Set task: Look for the string "ylabel" in the lines and copy each line that has it.
========================================
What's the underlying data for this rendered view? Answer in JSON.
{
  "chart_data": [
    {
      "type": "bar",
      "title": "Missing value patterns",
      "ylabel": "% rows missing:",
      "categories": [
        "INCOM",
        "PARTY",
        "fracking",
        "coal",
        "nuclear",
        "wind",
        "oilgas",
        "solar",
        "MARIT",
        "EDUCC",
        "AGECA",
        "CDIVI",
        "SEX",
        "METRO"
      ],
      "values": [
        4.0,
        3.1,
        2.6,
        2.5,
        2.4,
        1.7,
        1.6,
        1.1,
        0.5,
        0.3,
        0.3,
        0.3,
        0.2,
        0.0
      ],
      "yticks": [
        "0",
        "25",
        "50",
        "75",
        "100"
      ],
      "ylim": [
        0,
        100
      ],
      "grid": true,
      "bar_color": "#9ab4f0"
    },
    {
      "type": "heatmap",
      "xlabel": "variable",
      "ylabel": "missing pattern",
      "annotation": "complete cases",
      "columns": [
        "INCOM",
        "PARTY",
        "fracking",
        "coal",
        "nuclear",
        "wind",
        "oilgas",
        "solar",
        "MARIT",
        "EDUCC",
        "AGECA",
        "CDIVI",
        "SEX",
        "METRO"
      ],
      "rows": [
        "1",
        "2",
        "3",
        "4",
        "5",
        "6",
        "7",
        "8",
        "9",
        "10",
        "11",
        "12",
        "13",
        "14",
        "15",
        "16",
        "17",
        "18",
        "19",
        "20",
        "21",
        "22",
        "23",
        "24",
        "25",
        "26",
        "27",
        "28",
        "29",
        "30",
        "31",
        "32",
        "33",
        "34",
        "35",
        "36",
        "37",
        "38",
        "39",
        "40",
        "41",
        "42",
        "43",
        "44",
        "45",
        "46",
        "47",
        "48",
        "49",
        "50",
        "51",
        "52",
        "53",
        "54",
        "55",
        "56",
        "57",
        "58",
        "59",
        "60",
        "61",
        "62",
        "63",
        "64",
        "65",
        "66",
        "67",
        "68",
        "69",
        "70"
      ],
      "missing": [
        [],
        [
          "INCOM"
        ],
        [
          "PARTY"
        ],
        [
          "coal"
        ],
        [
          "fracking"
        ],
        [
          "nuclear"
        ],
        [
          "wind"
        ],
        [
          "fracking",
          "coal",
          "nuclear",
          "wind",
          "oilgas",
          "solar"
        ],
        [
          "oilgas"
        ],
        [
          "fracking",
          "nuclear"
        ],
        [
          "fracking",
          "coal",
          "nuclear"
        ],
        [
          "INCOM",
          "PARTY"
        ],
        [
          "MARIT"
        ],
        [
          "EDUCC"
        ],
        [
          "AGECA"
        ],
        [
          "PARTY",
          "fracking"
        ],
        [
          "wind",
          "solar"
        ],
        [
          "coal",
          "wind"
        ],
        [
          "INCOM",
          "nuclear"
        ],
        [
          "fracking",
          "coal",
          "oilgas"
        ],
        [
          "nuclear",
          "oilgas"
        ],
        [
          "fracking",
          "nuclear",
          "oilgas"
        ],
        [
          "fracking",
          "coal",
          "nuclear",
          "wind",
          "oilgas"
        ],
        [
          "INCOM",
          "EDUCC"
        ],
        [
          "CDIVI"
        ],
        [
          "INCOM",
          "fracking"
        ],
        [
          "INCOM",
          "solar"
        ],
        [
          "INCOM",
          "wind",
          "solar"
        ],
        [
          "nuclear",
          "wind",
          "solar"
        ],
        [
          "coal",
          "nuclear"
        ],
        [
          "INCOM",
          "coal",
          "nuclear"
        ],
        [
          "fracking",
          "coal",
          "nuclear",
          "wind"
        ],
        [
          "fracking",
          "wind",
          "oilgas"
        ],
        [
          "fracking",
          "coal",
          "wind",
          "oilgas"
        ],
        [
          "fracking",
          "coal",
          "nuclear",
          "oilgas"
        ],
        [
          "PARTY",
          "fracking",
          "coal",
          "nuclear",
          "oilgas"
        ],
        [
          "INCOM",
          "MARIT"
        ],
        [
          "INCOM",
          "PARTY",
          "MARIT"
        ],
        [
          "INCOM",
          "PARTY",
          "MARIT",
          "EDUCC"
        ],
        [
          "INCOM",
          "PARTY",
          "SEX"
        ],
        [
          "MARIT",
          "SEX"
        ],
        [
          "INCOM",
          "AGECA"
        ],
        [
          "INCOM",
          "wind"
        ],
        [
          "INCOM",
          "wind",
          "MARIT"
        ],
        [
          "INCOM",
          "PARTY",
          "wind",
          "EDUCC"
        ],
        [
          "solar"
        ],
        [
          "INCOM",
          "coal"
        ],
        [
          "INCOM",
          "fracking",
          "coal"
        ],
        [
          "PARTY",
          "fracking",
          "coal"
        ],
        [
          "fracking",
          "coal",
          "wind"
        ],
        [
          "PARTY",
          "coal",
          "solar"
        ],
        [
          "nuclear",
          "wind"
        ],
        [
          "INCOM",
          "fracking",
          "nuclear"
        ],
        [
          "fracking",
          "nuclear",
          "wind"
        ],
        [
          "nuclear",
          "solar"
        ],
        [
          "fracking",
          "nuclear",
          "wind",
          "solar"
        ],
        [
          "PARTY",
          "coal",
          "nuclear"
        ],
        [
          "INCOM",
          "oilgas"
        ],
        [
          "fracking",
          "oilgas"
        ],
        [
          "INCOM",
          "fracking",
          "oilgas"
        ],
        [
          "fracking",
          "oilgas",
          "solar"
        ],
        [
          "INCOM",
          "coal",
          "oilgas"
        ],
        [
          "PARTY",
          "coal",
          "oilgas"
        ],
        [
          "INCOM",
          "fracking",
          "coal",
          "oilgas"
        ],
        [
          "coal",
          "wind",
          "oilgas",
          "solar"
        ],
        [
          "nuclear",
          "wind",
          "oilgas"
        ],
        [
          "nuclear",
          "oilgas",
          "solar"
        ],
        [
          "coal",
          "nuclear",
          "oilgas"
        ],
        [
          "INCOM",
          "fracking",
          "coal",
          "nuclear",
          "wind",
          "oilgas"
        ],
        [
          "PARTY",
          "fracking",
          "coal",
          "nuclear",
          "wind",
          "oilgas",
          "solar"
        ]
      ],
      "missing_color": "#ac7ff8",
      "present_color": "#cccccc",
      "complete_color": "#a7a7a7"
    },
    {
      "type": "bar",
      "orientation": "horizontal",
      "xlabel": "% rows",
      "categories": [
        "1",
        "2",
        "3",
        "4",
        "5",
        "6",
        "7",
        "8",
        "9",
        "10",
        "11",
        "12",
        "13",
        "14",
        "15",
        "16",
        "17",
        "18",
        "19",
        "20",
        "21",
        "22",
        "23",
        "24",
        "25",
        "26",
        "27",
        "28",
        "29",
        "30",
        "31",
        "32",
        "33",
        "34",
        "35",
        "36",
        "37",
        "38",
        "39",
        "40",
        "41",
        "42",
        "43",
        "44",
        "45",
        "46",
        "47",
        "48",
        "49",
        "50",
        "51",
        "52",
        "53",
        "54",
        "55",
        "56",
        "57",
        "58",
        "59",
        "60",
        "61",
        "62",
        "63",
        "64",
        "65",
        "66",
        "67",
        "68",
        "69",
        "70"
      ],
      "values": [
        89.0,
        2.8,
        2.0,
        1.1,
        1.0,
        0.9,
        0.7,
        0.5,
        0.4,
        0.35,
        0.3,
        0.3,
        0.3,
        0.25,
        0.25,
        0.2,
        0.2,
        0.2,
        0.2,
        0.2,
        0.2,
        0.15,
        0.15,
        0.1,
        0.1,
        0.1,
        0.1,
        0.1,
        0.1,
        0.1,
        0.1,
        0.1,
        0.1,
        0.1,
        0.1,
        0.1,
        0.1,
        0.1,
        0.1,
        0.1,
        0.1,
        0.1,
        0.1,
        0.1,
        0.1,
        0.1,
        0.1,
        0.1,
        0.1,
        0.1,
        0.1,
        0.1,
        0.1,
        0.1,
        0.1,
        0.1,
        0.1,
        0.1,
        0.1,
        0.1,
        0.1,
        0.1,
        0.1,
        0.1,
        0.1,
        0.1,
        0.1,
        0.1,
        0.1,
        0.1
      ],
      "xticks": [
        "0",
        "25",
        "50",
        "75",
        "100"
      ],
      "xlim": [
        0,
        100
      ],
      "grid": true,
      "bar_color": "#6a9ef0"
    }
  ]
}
========================================
Complete answer:
      "ylabel": "% rows missing:",
      "ylabel": "missing pattern",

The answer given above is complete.